▶ _Task requirements_
Look over the entries and say how many lines include the word "Stratified". Only the number, please.

===============

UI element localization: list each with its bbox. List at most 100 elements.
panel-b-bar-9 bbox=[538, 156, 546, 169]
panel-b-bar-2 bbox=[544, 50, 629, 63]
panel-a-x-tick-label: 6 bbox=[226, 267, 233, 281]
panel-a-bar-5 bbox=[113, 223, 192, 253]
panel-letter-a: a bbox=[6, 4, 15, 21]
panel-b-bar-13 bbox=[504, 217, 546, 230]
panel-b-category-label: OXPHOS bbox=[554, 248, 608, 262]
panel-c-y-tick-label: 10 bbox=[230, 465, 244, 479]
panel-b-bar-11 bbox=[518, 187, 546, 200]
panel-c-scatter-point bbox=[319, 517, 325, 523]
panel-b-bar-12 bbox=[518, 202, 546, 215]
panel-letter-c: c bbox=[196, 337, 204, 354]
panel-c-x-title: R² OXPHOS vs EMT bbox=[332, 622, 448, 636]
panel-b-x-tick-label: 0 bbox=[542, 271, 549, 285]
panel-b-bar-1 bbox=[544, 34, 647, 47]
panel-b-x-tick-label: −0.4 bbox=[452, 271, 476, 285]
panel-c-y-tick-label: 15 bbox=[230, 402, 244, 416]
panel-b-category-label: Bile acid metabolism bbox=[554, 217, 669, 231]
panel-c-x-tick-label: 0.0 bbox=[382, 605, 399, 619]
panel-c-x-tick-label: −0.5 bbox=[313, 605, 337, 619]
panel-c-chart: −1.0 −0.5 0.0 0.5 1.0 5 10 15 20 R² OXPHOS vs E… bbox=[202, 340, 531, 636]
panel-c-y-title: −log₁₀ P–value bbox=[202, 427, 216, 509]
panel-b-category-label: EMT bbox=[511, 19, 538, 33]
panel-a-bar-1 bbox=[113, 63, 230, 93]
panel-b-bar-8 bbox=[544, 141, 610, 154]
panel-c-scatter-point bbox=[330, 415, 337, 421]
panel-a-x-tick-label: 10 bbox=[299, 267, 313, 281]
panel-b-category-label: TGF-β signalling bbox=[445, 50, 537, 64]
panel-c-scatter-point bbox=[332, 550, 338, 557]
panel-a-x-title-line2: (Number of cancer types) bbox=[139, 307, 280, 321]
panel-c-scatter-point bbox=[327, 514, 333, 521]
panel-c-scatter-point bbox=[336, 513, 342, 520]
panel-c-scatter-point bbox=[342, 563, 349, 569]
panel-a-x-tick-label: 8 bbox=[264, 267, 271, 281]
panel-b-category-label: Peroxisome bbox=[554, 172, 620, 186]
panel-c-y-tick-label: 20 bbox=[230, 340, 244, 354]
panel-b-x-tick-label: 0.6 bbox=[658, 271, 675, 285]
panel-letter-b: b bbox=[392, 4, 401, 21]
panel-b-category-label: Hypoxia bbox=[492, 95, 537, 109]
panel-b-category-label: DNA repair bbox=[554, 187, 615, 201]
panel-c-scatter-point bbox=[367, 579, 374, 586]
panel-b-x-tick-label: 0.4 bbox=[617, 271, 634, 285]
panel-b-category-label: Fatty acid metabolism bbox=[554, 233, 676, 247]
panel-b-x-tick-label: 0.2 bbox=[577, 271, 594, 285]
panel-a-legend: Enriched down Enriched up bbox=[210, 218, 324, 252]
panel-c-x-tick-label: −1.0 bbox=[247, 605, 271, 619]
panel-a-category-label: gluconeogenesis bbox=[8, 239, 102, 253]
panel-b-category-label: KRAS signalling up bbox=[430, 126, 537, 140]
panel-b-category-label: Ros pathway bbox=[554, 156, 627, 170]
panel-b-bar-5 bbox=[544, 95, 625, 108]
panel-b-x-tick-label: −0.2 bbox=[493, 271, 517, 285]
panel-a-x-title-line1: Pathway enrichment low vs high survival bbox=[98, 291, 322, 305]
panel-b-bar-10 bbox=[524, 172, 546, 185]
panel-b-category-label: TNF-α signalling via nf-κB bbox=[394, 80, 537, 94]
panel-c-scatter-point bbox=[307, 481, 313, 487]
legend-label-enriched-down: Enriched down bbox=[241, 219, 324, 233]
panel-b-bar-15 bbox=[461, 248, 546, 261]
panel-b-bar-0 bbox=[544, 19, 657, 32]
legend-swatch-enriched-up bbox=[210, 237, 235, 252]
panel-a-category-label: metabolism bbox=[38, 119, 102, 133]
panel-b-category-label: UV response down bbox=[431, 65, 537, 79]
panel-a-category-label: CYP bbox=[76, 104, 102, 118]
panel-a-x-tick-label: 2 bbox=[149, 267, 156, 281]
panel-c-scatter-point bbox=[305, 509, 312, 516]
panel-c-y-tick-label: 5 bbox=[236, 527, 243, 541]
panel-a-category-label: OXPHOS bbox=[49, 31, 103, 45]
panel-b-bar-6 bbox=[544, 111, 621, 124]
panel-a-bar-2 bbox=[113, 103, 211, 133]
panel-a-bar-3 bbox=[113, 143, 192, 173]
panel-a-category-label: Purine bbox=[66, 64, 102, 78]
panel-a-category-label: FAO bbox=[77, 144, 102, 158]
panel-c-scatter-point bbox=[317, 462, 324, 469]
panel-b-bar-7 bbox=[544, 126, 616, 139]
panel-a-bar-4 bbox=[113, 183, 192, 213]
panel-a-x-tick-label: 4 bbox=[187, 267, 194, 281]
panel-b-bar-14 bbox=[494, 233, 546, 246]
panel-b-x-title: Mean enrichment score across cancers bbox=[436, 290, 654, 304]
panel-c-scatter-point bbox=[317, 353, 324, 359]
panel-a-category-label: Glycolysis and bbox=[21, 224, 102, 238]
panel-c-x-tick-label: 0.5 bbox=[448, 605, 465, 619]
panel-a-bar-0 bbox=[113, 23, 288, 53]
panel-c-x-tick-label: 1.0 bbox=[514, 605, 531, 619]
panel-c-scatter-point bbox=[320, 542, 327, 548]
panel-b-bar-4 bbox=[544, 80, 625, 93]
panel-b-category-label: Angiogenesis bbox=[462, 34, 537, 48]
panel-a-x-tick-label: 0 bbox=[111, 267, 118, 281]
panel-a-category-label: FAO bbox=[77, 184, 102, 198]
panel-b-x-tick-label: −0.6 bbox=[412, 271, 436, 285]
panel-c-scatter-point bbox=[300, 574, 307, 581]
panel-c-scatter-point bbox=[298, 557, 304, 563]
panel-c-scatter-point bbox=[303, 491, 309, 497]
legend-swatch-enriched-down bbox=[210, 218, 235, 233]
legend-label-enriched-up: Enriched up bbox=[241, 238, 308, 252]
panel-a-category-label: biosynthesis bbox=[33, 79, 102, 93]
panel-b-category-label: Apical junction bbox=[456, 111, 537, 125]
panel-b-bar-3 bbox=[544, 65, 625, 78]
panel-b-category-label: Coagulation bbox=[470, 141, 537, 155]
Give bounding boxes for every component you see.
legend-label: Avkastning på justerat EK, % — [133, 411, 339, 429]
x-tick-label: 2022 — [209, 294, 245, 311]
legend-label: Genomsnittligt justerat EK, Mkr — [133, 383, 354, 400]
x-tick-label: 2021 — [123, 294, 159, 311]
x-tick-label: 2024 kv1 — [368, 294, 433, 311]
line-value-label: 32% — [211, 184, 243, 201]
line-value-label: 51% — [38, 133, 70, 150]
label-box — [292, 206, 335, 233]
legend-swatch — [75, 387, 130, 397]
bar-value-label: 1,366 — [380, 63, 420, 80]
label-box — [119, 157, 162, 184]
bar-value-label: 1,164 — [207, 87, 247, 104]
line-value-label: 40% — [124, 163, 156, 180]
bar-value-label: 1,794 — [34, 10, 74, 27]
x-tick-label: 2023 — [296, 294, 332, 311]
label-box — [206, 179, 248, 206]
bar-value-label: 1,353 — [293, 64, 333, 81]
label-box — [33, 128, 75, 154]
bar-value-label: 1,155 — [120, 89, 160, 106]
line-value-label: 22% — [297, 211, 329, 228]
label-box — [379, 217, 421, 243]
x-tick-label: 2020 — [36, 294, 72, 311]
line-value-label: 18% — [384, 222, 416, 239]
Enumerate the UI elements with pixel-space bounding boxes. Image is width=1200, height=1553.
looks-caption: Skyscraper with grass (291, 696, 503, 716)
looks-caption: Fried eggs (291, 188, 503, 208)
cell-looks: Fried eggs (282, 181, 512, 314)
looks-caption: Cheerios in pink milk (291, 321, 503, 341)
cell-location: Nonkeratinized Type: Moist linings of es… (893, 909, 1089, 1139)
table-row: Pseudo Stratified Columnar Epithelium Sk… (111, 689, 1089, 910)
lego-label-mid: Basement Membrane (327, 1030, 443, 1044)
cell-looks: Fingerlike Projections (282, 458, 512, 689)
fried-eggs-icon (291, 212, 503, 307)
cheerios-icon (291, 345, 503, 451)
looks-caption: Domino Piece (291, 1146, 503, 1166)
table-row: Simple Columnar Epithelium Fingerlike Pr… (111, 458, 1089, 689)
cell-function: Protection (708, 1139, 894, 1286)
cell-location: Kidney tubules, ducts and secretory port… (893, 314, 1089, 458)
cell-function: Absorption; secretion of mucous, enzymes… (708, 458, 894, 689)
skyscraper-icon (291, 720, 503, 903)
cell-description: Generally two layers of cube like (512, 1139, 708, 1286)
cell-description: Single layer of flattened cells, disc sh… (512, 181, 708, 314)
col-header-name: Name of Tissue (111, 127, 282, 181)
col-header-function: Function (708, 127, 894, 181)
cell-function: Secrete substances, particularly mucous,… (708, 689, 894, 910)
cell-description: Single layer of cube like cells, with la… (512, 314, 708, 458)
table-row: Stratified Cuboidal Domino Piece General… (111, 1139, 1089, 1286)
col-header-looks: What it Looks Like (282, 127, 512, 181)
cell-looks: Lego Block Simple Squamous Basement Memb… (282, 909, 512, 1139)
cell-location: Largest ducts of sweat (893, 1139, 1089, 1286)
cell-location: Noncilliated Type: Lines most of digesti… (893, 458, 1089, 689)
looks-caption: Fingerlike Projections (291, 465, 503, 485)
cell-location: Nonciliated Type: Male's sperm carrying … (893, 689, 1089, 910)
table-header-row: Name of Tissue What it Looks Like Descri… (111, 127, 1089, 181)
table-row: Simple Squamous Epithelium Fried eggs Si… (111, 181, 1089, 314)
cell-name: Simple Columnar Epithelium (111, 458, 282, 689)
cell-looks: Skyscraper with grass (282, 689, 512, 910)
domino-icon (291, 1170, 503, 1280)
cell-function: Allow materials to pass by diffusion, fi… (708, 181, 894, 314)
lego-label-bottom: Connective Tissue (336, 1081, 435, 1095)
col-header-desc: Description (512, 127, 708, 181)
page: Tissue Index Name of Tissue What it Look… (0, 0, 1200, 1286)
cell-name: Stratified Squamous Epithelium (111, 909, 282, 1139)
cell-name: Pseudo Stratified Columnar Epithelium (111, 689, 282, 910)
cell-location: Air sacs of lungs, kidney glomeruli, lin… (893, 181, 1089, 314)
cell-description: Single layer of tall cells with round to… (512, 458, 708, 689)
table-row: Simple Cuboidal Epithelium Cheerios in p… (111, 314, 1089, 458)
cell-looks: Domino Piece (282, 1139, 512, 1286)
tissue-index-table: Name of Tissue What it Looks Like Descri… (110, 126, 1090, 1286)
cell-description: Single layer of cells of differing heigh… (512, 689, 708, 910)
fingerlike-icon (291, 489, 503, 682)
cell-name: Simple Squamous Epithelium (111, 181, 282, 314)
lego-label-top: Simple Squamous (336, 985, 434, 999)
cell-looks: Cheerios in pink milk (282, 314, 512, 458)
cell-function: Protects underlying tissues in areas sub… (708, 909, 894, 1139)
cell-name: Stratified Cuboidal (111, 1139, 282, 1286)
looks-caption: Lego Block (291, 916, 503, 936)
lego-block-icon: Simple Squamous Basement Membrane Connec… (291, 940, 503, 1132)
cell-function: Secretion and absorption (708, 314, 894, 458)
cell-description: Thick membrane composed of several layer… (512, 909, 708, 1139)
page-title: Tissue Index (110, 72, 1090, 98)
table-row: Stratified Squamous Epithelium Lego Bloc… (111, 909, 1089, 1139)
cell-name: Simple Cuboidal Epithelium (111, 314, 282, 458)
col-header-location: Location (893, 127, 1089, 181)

===============

▶ _Written solution_
6